PROBLEM STATEMENT
Identify and reproduce every line holding the string "this".

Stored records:

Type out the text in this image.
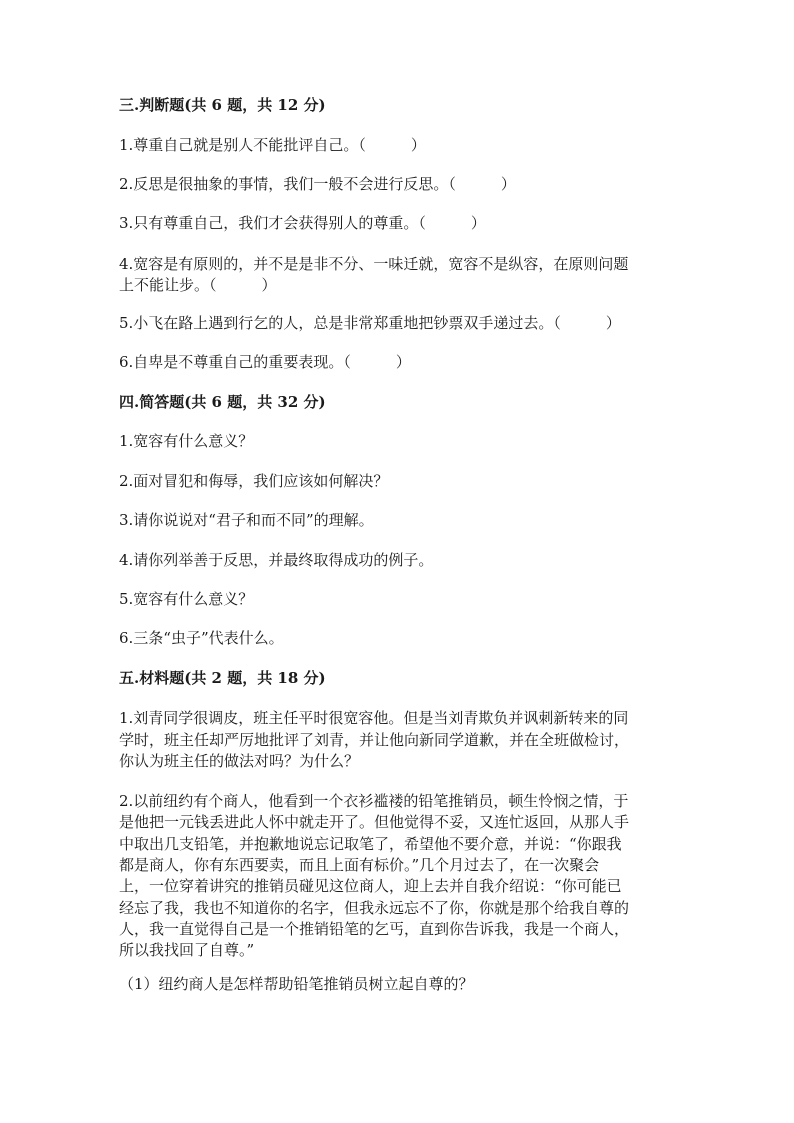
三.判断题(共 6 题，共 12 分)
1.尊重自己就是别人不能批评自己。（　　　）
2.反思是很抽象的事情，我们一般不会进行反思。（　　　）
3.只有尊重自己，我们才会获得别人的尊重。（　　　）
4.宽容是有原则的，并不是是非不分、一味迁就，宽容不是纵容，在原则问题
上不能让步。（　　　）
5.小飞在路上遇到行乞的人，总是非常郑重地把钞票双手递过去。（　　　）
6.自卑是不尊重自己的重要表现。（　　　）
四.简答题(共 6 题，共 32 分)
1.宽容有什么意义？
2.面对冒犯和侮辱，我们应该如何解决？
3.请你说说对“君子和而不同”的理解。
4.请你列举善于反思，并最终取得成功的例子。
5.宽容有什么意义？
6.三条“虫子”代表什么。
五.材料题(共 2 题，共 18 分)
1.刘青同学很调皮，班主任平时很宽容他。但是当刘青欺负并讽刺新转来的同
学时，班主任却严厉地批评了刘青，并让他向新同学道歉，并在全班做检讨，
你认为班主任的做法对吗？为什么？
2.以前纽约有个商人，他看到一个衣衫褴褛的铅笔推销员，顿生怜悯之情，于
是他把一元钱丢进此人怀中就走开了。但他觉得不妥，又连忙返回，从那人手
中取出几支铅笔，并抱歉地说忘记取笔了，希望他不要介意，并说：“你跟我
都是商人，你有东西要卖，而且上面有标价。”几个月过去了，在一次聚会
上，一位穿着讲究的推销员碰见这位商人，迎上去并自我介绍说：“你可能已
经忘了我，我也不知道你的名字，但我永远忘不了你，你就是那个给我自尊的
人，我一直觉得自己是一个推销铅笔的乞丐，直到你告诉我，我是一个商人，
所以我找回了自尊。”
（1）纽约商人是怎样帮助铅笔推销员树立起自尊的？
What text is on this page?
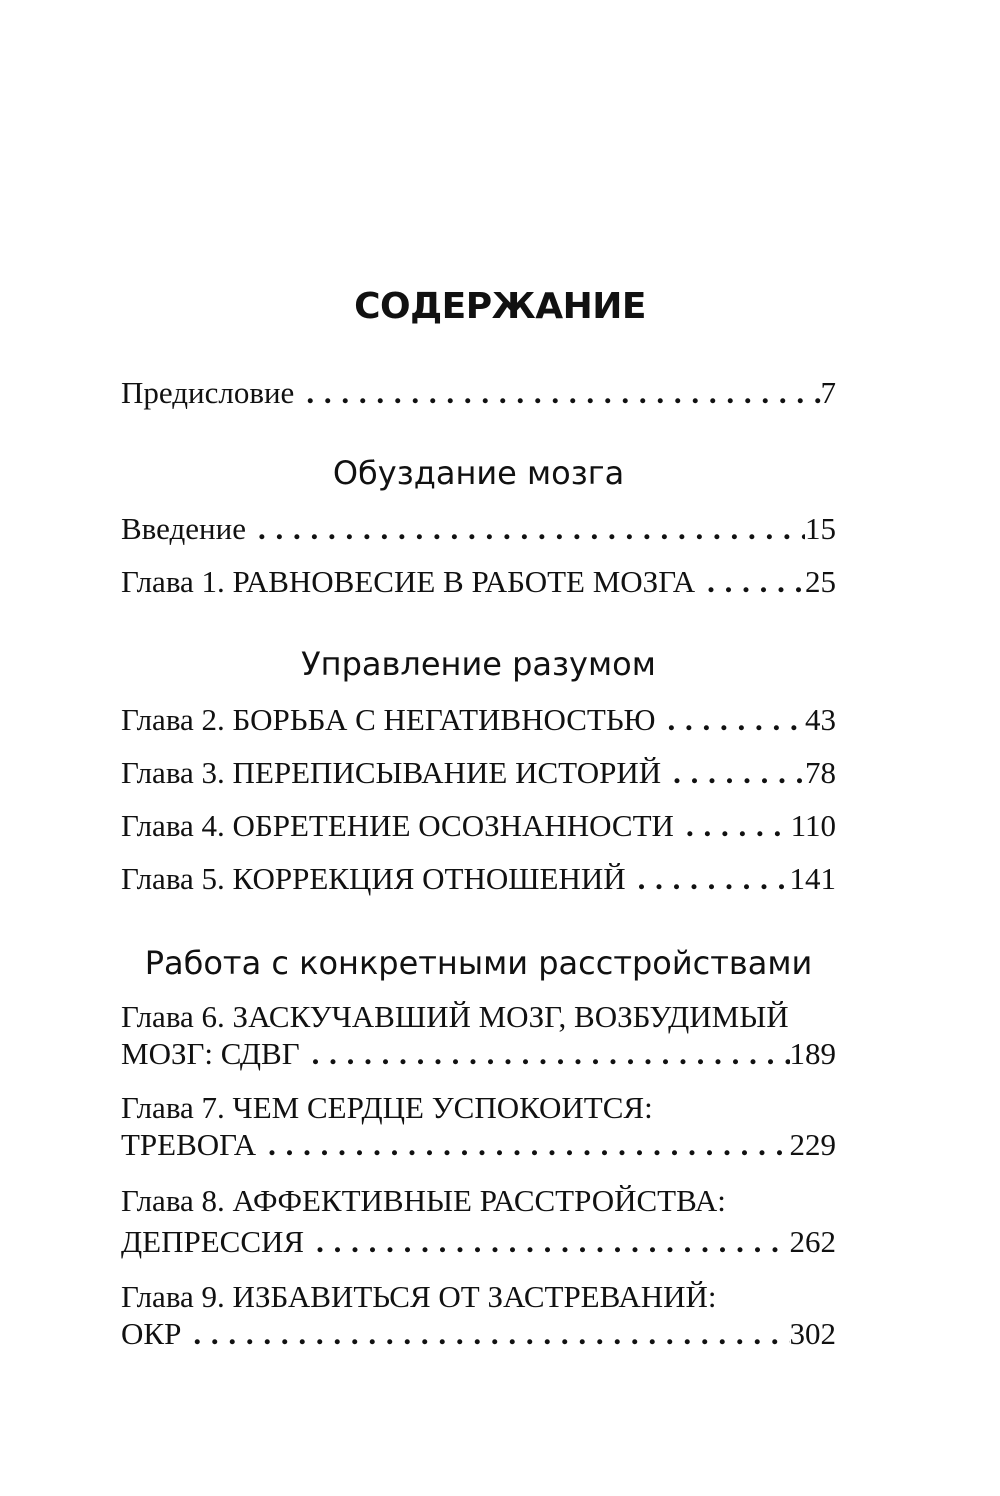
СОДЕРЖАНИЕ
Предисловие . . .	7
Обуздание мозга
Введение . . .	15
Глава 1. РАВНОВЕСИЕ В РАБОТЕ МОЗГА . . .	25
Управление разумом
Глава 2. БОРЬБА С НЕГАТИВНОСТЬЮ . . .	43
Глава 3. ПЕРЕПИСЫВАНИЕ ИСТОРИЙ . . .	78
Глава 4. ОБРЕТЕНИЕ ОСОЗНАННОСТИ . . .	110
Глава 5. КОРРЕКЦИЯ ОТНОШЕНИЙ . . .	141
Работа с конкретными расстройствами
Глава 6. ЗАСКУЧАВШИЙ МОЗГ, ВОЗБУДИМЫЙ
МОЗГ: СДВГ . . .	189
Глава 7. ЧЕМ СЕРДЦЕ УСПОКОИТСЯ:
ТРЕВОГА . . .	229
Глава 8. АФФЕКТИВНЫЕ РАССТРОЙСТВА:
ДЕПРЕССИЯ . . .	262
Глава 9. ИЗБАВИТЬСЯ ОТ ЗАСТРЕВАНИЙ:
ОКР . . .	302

---

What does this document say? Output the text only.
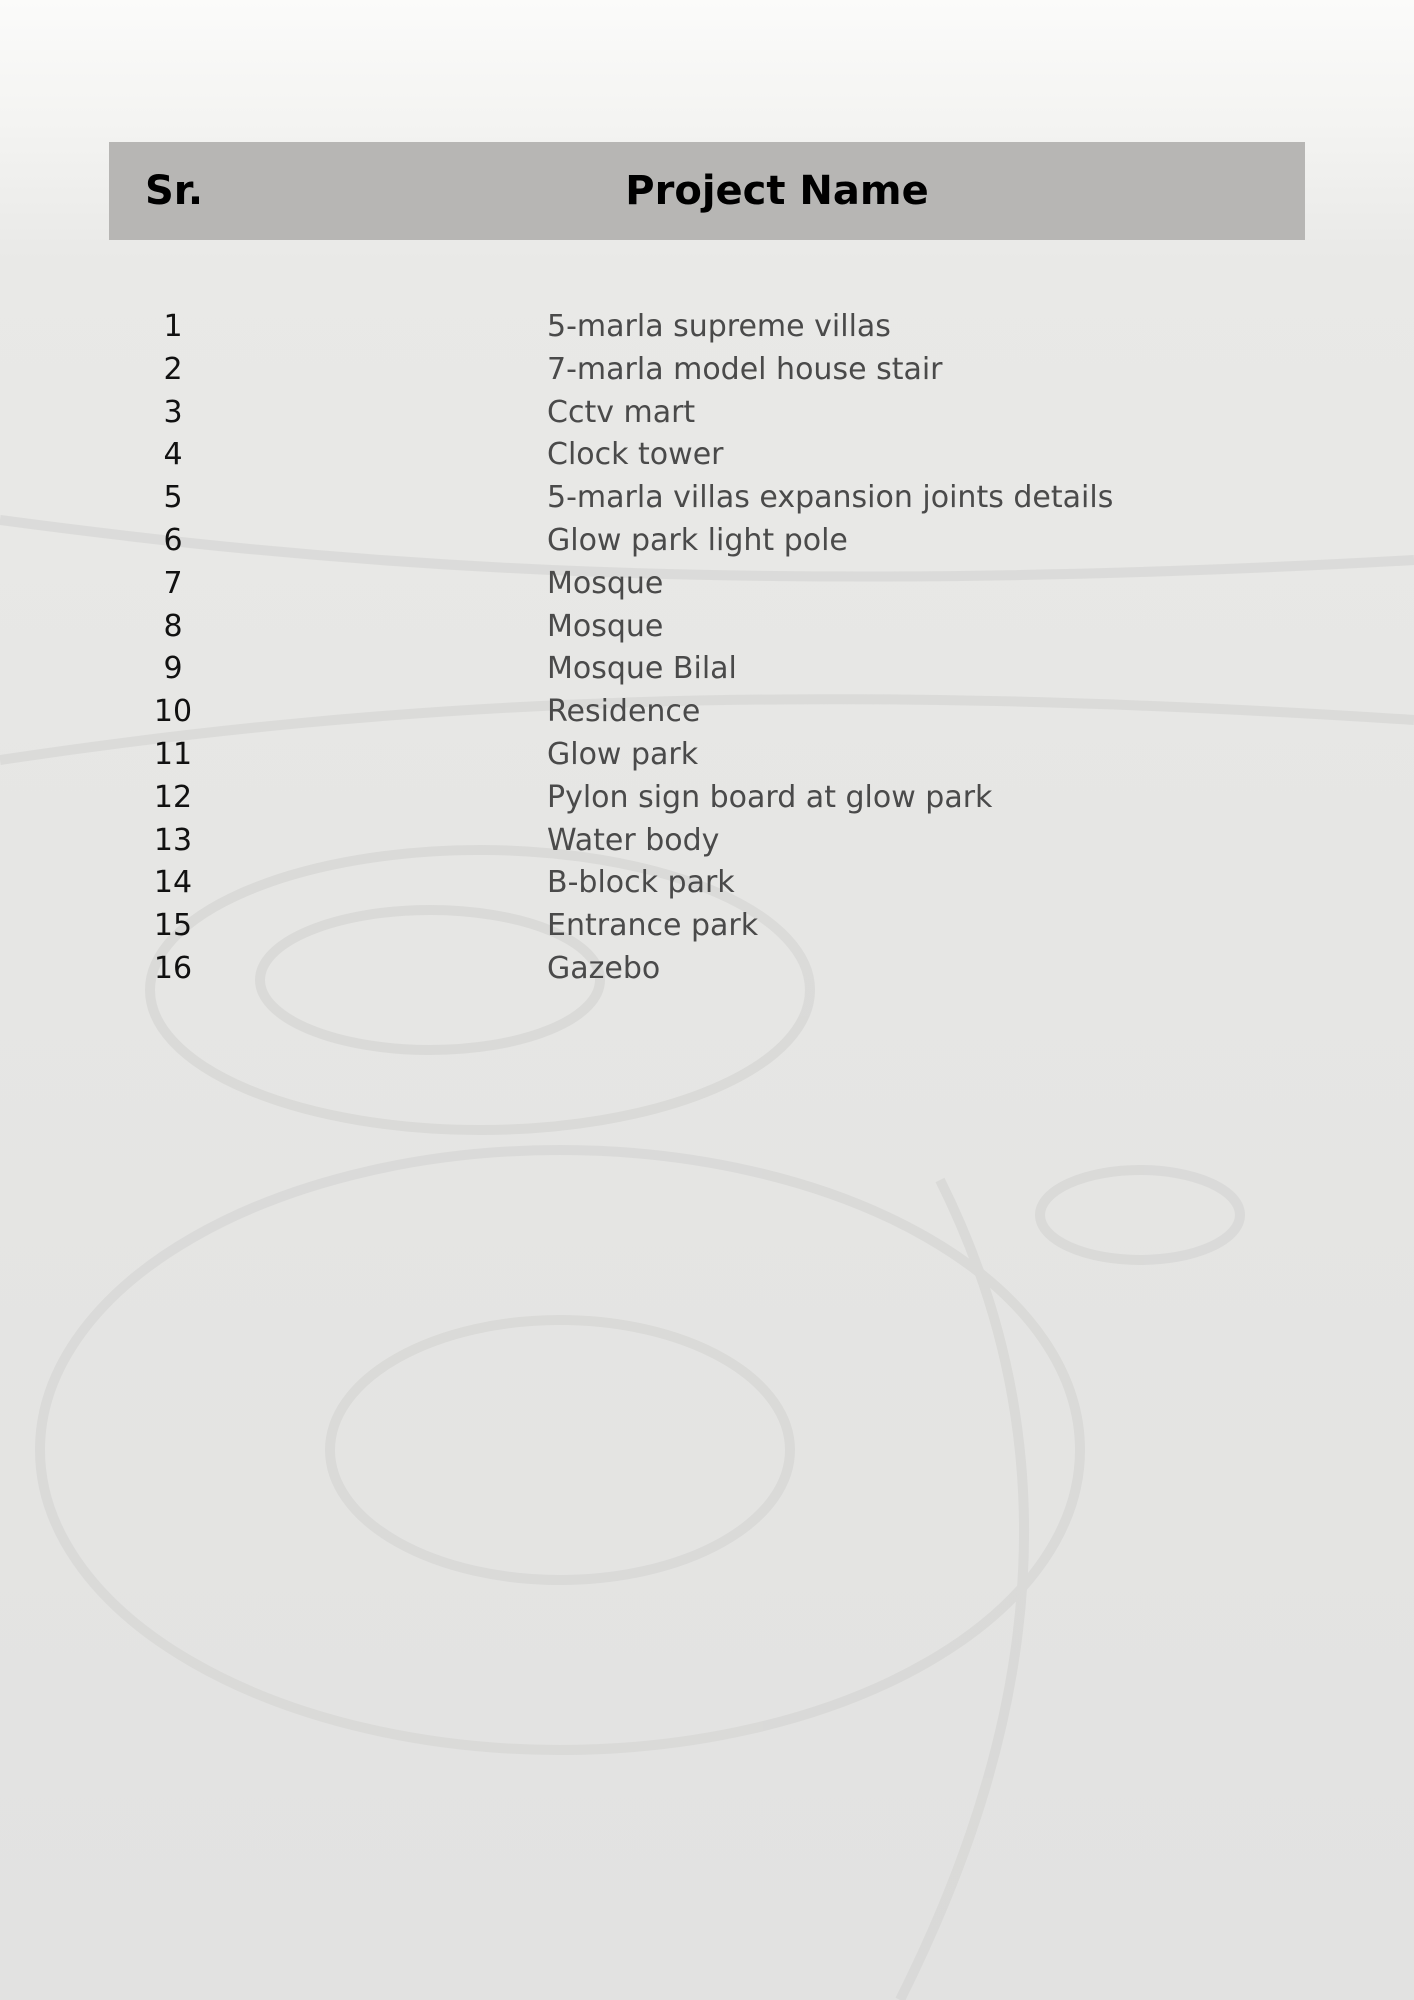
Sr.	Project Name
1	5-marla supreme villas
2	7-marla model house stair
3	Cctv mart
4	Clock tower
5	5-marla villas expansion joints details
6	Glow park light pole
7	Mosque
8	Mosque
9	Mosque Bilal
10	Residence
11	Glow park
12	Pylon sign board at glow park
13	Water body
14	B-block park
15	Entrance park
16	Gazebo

RESPONSE BELOW
Type out the text in this image.
What text is on this page?
What does this document say? Output the text only.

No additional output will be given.